(Entries from a page text collection)

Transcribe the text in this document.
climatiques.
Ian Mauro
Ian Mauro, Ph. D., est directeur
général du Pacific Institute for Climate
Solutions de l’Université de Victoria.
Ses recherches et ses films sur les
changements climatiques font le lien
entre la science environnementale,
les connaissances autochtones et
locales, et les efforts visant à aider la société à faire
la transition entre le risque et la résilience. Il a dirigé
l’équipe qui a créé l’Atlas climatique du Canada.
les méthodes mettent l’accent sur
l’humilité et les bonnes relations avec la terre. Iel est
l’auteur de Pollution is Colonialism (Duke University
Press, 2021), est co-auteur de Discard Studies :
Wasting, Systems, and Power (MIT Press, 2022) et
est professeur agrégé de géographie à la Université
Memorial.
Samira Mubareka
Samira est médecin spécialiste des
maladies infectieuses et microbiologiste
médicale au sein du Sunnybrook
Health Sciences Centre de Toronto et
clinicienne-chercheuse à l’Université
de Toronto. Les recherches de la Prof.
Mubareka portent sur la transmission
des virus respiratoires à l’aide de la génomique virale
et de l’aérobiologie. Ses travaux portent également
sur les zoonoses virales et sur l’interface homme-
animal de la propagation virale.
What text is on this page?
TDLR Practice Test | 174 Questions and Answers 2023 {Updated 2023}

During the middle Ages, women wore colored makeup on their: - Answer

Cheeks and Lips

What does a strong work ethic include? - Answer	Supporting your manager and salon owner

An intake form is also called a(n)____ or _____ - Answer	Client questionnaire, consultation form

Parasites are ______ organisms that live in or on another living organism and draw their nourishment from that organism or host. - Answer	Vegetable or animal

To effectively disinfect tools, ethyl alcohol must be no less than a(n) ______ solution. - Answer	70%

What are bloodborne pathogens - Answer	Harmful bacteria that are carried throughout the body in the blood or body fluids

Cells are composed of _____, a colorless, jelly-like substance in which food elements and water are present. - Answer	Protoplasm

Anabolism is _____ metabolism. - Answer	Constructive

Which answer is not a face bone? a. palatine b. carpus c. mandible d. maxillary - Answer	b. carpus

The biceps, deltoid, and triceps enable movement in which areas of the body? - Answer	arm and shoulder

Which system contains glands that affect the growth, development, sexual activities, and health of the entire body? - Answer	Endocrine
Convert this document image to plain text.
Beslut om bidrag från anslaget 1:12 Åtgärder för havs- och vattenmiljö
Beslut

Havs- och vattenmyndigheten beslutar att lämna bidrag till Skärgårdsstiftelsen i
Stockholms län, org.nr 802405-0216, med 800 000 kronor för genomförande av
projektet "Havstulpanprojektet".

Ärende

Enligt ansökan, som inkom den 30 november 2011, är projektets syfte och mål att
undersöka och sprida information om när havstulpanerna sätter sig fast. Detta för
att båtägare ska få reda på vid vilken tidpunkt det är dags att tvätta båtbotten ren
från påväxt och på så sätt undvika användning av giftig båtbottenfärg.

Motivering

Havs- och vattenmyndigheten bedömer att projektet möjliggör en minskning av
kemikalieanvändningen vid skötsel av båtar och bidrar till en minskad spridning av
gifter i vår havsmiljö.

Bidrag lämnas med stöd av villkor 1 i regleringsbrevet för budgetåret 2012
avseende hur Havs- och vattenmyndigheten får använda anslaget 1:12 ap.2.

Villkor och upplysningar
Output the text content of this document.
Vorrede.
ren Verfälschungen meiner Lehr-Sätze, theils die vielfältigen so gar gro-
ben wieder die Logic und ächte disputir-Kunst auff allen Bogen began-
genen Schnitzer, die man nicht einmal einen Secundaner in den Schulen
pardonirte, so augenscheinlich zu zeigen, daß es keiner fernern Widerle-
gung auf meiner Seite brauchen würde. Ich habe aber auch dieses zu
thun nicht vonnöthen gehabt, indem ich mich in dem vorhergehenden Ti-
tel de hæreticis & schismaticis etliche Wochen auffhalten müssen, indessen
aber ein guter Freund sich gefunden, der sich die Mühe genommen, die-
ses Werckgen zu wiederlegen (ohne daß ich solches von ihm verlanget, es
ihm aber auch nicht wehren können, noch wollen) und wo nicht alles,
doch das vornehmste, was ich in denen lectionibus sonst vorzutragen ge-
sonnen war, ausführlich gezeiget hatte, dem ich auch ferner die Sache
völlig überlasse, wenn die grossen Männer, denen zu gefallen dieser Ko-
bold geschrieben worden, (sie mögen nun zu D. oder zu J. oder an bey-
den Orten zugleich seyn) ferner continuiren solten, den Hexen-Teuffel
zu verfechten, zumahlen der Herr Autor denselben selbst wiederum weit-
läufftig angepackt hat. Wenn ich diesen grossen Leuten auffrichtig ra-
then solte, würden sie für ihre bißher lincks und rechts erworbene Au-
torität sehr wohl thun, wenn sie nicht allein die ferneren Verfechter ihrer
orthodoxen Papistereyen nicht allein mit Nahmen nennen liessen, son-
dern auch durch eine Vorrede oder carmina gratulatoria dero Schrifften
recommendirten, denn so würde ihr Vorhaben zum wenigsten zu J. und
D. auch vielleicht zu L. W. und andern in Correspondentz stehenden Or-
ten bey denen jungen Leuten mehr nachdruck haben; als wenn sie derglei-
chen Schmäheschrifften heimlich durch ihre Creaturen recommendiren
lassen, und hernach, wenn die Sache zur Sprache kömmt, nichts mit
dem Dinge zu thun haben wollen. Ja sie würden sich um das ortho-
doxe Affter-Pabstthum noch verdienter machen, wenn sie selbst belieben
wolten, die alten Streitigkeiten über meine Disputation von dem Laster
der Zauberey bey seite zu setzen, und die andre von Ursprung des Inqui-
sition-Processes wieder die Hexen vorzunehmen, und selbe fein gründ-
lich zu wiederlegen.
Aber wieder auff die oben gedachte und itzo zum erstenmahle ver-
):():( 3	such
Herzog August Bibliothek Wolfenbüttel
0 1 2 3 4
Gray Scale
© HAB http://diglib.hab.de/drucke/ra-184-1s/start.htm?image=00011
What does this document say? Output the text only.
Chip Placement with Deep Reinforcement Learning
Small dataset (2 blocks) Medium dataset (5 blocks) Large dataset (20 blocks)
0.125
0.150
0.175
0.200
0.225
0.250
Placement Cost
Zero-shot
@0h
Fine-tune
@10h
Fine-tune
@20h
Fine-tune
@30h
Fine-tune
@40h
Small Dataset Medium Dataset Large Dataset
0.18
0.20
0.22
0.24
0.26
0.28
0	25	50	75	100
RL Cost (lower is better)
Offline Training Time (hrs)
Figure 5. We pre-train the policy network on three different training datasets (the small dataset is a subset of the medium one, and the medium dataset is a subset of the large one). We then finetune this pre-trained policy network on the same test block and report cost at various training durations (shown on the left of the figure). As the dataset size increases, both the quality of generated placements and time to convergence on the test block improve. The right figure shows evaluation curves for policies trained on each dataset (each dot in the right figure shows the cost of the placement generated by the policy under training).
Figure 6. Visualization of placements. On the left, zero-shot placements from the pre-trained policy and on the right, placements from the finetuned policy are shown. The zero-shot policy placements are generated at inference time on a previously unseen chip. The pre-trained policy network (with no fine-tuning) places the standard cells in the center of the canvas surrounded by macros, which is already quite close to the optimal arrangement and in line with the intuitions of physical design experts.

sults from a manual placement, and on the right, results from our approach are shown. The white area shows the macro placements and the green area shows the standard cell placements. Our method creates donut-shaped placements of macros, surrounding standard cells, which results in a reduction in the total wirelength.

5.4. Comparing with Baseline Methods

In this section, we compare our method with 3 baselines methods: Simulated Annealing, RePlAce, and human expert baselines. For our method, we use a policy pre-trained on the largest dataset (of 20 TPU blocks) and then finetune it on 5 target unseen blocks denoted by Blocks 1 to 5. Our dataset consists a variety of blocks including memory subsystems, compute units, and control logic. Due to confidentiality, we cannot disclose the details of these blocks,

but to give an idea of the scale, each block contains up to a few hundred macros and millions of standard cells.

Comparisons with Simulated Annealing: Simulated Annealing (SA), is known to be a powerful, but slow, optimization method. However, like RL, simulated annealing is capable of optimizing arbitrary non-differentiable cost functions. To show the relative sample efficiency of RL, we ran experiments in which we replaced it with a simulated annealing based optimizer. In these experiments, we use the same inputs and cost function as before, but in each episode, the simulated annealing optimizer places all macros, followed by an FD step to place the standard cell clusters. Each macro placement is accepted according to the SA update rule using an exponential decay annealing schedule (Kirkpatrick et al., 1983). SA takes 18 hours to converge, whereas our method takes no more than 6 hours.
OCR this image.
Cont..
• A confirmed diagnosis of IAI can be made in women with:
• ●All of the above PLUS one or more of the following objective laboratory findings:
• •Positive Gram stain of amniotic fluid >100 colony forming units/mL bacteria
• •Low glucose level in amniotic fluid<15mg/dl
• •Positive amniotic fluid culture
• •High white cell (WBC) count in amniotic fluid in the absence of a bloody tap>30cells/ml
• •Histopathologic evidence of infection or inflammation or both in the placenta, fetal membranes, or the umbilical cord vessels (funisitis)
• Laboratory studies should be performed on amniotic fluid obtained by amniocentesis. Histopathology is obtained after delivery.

▸ **To do**:
Every line from the one containing "OCR this image." through the end of the entries above must be echoed exactly, with both ends kept.

▸ **Solution**:
OCR this image.
Cont..
• A confirmed diagnosis of IAI can be made in women with:
• ●All of the above PLUS one or more of the following objective laboratory findings:
• •Positive Gram stain of amniotic fluid >100 colony forming units/mL bacteria
• •Low glucose level in amniotic fluid<15mg/dl
• •Positive amniotic fluid culture
• •High white cell (WBC) count in amniotic fluid in the absence of a bloody tap>30cells/ml
• •Histopathologic evidence of infection or inflammation or both in the placenta, fetal membranes, or the umbilical cord vessels (funisitis)
• Laboratory studies should be performed on amniotic fluid obtained by amniocentesis. Histopathology is obtained after delivery.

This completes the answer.